# SHORT PROBLEM
In the entries below, change every occurrence of "price-axis-label" to "y-axis-label" and reproduce the lines with nothing else altered.

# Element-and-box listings

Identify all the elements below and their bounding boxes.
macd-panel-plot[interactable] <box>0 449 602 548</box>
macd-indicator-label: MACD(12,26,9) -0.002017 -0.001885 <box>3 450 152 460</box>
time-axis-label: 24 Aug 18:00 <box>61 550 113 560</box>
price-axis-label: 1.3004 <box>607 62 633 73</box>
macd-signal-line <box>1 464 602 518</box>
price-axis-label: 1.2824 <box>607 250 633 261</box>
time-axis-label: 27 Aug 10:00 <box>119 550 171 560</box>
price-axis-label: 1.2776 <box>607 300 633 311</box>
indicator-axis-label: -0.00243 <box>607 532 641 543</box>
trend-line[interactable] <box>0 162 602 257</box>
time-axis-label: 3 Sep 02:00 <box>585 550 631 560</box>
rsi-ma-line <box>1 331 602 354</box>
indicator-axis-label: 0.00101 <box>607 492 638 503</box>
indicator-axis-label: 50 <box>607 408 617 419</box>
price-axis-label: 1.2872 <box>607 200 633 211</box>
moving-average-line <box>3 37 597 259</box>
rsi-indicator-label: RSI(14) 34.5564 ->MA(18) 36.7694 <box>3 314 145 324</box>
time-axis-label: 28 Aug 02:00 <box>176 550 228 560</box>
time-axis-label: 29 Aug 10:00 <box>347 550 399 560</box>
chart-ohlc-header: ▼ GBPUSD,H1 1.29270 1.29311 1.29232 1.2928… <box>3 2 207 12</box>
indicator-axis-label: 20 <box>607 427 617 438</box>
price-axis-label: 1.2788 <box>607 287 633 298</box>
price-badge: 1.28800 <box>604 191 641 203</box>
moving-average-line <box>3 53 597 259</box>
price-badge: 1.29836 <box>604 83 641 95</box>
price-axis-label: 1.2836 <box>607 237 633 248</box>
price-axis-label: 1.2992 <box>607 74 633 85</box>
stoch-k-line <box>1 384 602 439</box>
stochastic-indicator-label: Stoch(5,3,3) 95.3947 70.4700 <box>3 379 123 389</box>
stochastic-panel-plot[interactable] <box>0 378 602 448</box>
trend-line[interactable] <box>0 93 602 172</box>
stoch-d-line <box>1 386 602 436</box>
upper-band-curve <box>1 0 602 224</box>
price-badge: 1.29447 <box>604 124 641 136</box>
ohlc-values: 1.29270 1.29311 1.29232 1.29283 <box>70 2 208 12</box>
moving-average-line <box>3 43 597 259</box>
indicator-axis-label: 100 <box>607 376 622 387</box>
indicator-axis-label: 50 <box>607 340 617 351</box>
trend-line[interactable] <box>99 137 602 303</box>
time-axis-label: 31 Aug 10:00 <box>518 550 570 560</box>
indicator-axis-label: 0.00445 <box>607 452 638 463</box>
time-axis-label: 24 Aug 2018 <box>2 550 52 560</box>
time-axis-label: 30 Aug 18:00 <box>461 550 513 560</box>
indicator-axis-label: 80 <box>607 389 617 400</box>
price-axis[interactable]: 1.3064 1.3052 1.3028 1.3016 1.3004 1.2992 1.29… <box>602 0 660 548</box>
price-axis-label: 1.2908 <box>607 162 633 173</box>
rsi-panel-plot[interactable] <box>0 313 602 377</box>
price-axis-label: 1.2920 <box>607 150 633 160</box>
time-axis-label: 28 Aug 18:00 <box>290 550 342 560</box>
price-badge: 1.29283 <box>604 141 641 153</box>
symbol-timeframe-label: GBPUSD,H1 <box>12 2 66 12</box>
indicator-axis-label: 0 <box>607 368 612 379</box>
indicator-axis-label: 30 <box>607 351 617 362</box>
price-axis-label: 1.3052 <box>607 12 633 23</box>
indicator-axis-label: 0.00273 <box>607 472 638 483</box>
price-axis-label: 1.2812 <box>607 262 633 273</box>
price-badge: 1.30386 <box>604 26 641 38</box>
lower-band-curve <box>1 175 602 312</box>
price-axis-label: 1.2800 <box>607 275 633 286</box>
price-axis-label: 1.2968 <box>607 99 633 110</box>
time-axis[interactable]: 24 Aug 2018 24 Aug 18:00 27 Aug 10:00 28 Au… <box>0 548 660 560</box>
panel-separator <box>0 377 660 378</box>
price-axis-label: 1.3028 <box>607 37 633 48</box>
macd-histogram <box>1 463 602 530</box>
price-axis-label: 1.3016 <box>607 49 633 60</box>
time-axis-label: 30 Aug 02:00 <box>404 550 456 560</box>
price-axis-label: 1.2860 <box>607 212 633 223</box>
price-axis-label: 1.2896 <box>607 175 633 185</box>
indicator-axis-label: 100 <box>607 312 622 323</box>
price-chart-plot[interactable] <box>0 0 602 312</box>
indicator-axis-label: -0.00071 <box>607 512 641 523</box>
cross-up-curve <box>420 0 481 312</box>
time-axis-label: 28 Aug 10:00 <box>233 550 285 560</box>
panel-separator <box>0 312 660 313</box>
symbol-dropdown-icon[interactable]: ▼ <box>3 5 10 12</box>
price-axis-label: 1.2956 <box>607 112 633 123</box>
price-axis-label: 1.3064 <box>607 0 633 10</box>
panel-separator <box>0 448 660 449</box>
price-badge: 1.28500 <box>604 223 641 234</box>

# EXERCISE SOLUTION
Identify all the elements below and their bounding boxes.
macd-panel-plot[interactable] <box>0 449 602 548</box>
macd-indicator-label: MACD(12,26,9) -0.002017 -0.001885 <box>3 450 152 460</box>
time-axis-label: 24 Aug 18:00 <box>61 550 113 560</box>
y-axis-label: 1.3004 <box>607 62 633 73</box>
macd-signal-line <box>1 464 602 518</box>
y-axis-label: 1.2824 <box>607 250 633 261</box>
time-axis-label: 27 Aug 10:00 <box>119 550 171 560</box>
y-axis-label: 1.2776 <box>607 300 633 311</box>
indicator-axis-label: -0.00243 <box>607 532 641 543</box>
trend-line[interactable] <box>0 162 602 257</box>
time-axis-label: 3 Sep 02:00 <box>585 550 631 560</box>
rsi-ma-line <box>1 331 602 354</box>
indicator-axis-label: 0.00101 <box>607 492 638 503</box>
indicator-axis-label: 50 <box>607 408 617 419</box>
y-axis-label: 1.2872 <box>607 200 633 211</box>
moving-average-line <box>3 37 597 259</box>
rsi-indicator-label: RSI(14) 34.5564 ->MA(18) 36.7694 <box>3 314 145 324</box>
time-axis-label: 28 Aug 02:00 <box>176 550 228 560</box>
time-axis-label: 29 Aug 10:00 <box>347 550 399 560</box>
chart-ohlc-header: ▼ GBPUSD,H1 1.29270 1.29311 1.29232 1.2928… <box>3 2 207 12</box>
indicator-axis-label: 20 <box>607 427 617 438</box>
y-axis-label: 1.2788 <box>607 287 633 298</box>
price-badge: 1.28800 <box>604 191 641 203</box>
moving-average-line <box>3 53 597 259</box>
price-badge: 1.29836 <box>604 83 641 95</box>
y-axis-label: 1.2836 <box>607 237 633 248</box>
y-axis-label: 1.2992 <box>607 74 633 85</box>
stoch-k-line <box>1 384 602 439</box>
stochastic-indicator-label: Stoch(5,3,3) 95.3947 70.4700 <box>3 379 123 389</box>
stochastic-panel-plot[interactable] <box>0 378 602 448</box>
trend-line[interactable] <box>0 93 602 172</box>
stoch-d-line <box>1 386 602 436</box>
upper-band-curve <box>1 0 602 224</box>
price-badge: 1.29447 <box>604 124 641 136</box>
ohlc-values: 1.29270 1.29311 1.29232 1.29283 <box>70 2 208 12</box>
moving-average-line <box>3 43 597 259</box>
indicator-axis-label: 100 <box>607 376 622 387</box>
indicator-axis-label: 50 <box>607 340 617 351</box>
trend-line[interactable] <box>99 137 602 303</box>
time-axis-label: 31 Aug 10:00 <box>518 550 570 560</box>
indicator-axis-label: 0.00445 <box>607 452 638 463</box>
time-axis-label: 24 Aug 2018 <box>2 550 52 560</box>
time-axis-label: 30 Aug 18:00 <box>461 550 513 560</box>
indicator-axis-label: 80 <box>607 389 617 400</box>
price-axis[interactable]: 1.3064 1.3052 1.3028 1.3016 1.3004 1.2992 1.29… <box>602 0 660 548</box>
y-axis-label: 1.2908 <box>607 162 633 173</box>
rsi-panel-plot[interactable] <box>0 313 602 377</box>
y-axis-label: 1.2920 <box>607 150 633 160</box>
time-axis-label: 28 Aug 18:00 <box>290 550 342 560</box>
price-badge: 1.29283 <box>604 141 641 153</box>
symbol-timeframe-label: GBPUSD,H1 <box>12 2 66 12</box>
indicator-axis-label: 0 <box>607 368 612 379</box>
indicator-axis-label: 30 <box>607 351 617 362</box>
y-axis-label: 1.3052 <box>607 12 633 23</box>
indicator-axis-label: 0.00273 <box>607 472 638 483</box>
y-axis-label: 1.2812 <box>607 262 633 273</box>
price-badge: 1.30386 <box>604 26 641 38</box>
lower-band-curve <box>1 175 602 312</box>
y-axis-label: 1.2800 <box>607 275 633 286</box>
y-axis-label: 1.2968 <box>607 99 633 110</box>
time-axis[interactable]: 24 Aug 2018 24 Aug 18:00 27 Aug 10:00 28 Au… <box>0 548 660 560</box>
panel-separator <box>0 377 660 378</box>
y-axis-label: 1.3028 <box>607 37 633 48</box>
macd-histogram <box>1 463 602 530</box>
y-axis-label: 1.3016 <box>607 49 633 60</box>
time-axis-label: 30 Aug 02:00 <box>404 550 456 560</box>
y-axis-label: 1.2860 <box>607 212 633 223</box>
y-axis-label: 1.2896 <box>607 175 633 185</box>
indicator-axis-label: 100 <box>607 312 622 323</box>
price-chart-plot[interactable] <box>0 0 602 312</box>
indicator-axis-label: -0.00071 <box>607 512 641 523</box>
cross-up-curve <box>420 0 481 312</box>
time-axis-label: 28 Aug 10:00 <box>233 550 285 560</box>
panel-separator <box>0 312 660 313</box>
symbol-dropdown-icon[interactable]: ▼ <box>3 5 10 12</box>
y-axis-label: 1.2956 <box>607 112 633 123</box>
y-axis-label: 1.3064 <box>607 0 633 10</box>
panel-separator <box>0 448 660 449</box>
price-badge: 1.28500 <box>604 223 641 234</box>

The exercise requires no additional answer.